>>>

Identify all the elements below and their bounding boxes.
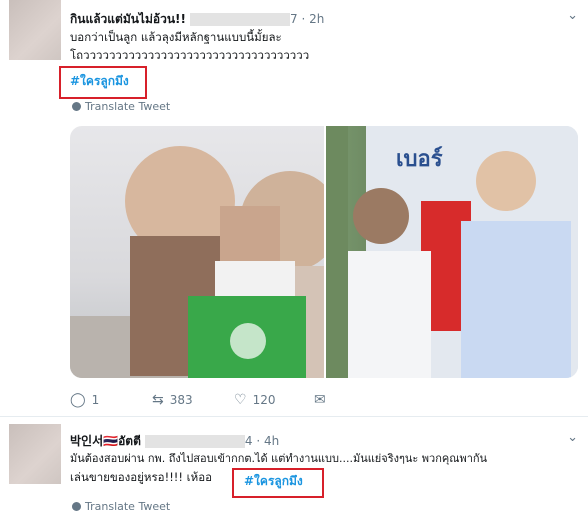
hashtag-link[interactable]: #ใครลูกมึง [70,72,129,91]
tweet-media[interactable]: เบอร์ [70,126,578,378]
tweet-text-line-2: โถววววววววววววววววววววววววววววววววววว [70,48,310,62]
redacted-handle [189,13,290,26]
reply-button[interactable]: ◯ 1 [70,392,99,408]
tweet-header: 박인서🇹🇭อัตตี 4 · 4h [70,432,279,451]
translate-label: Translate Tweet [85,500,171,513]
photo-right-illustration: เบอร์ [326,126,578,378]
globe-icon [72,502,81,511]
translate-label: Translate Tweet [85,100,171,113]
display-name[interactable]: 박인서 [70,434,103,448]
photo-right[interactable]: เบอร์ [326,126,578,378]
message-button[interactable]: ✉ [314,392,332,408]
chevron-down-icon[interactable]: ⌄ [567,430,578,445]
globe-icon [72,102,81,111]
display-name[interactable]: กินแล้วแต่มันไม่อ้วน!! [70,12,186,26]
like-icon: ♡ [234,392,247,408]
chevron-down-icon[interactable]: ⌄ [567,8,578,23]
tweet-text-line-2: เล่นขายของอยู่หรอ!!!! เห้ออ [70,470,213,484]
tweet-header: กินแล้วแต่มันไม่อ้วน!! 7 · 2h [70,10,324,29]
display-name-2[interactable]: อัตตี [118,434,141,448]
avatar[interactable] [9,0,61,60]
like-count: 120 [252,393,276,407]
hashtag-link[interactable]: #ใครลูกมึง [244,472,303,491]
tweet-text-line-1: มันต้องสอบผ่าน กพ. ถึงไปสอบเข้ากกต.ได้ แ… [70,452,488,465]
photo-left[interactable] [70,126,340,378]
svg-text:เบอร์: เบอร์ [396,146,443,172]
timestamp[interactable]: · 2h [301,12,324,26]
message-icon: ✉ [314,392,326,408]
like-button[interactable]: ♡ 120 [234,392,275,408]
retweet-button[interactable]: ⇆ 383 [152,392,193,408]
flag-emoji: 🇹🇭 [103,434,119,448]
retweet-icon: ⇆ [152,392,164,408]
photo-left-illustration [70,146,340,378]
avatar[interactable] [9,424,61,484]
timestamp[interactable]: · 4h [256,434,279,448]
reply-icon: ◯ [70,392,86,408]
reply-count: 1 [91,393,100,407]
retweet-count: 383 [169,393,193,407]
redacted-handle [144,435,245,448]
translate-tweet[interactable]: Translate Tweet [72,500,170,513]
tweet-divider [0,416,588,417]
tweet-text-line-1: บอกว่าเป็นลูก แล้วลุงมีหลักฐานแบบนี้มั้ย… [70,30,282,44]
handle-tail: 7 [289,12,298,26]
handle-tail: 4 [244,434,253,448]
translate-tweet[interactable]: Translate Tweet [72,100,170,113]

<<<

DIRECTIVE |
Reproduce every line of the records above without a single change, leaving out the pictures.

WORKED ANSWER |
Identify all the elements below and their bounding boxes.
hashtag-link[interactable]: #ใครลูกมึง [70,72,129,91]
tweet-media[interactable]: เบอร์ [70,126,578,378]
tweet-text-line-2: โถววววววววววววววววววววววววววววววววววว [70,48,310,62]
redacted-handle [189,13,290,26]
reply-button[interactable]: ◯ 1 [70,392,99,408]
tweet-header: 박인서🇹🇭อัตตี 4 · 4h [70,432,279,451]
translate-label: Translate Tweet [85,500,171,513]
photo-right-illustration: เบอร์ [326,126,578,378]
globe-icon [72,502,81,511]
translate-label: Translate Tweet [85,100,171,113]
display-name[interactable]: 박인서 [70,434,103,448]
photo-right[interactable]: เบอร์ [326,126,578,378]
message-button[interactable]: ✉ [314,392,332,408]
chevron-down-icon[interactable]: ⌄ [567,430,578,445]
globe-icon [72,102,81,111]
display-name[interactable]: กินแล้วแต่มันไม่อ้วน!! [70,12,186,26]
like-icon: ♡ [234,392,247,408]
chevron-down-icon[interactable]: ⌄ [567,8,578,23]
tweet-text-line-2: เล่นขายของอยู่หรอ!!!! เห้ออ [70,470,213,484]
tweet-header: กินแล้วแต่มันไม่อ้วน!! 7 · 2h [70,10,324,29]
display-name-2[interactable]: อัตตี [118,434,141,448]
avatar[interactable] [9,0,61,60]
like-count: 120 [252,393,276,407]
hashtag-link[interactable]: #ใครลูกมึง [244,472,303,491]
tweet-text-line-1: มันต้องสอบผ่าน กพ. ถึงไปสอบเข้ากกต.ได้ แ… [70,452,488,465]
photo-left[interactable] [70,126,340,378]
svg-text:เบอร์: เบอร์ [396,146,443,172]
timestamp[interactable]: · 2h [301,12,324,26]
message-icon: ✉ [314,392,326,408]
like-button[interactable]: ♡ 120 [234,392,275,408]
retweet-button[interactable]: ⇆ 383 [152,392,193,408]
flag-emoji: 🇹🇭 [103,434,119,448]
retweet-icon: ⇆ [152,392,164,408]
photo-left-illustration [70,146,340,378]
avatar[interactable] [9,424,61,484]
timestamp[interactable]: · 4h [256,434,279,448]
reply-icon: ◯ [70,392,86,408]
reply-count: 1 [91,393,100,407]
retweet-count: 383 [169,393,193,407]
redacted-handle [144,435,245,448]
translate-tweet[interactable]: Translate Tweet [72,500,170,513]
tweet-divider [0,416,588,417]
tweet-text-line-1: บอกว่าเป็นลูก แล้วลุงมีหลักฐานแบบนี้มั้ย… [70,30,282,44]
handle-tail: 7 [289,12,298,26]
handle-tail: 4 [244,434,253,448]
translate-tweet[interactable]: Translate Tweet [72,100,170,113]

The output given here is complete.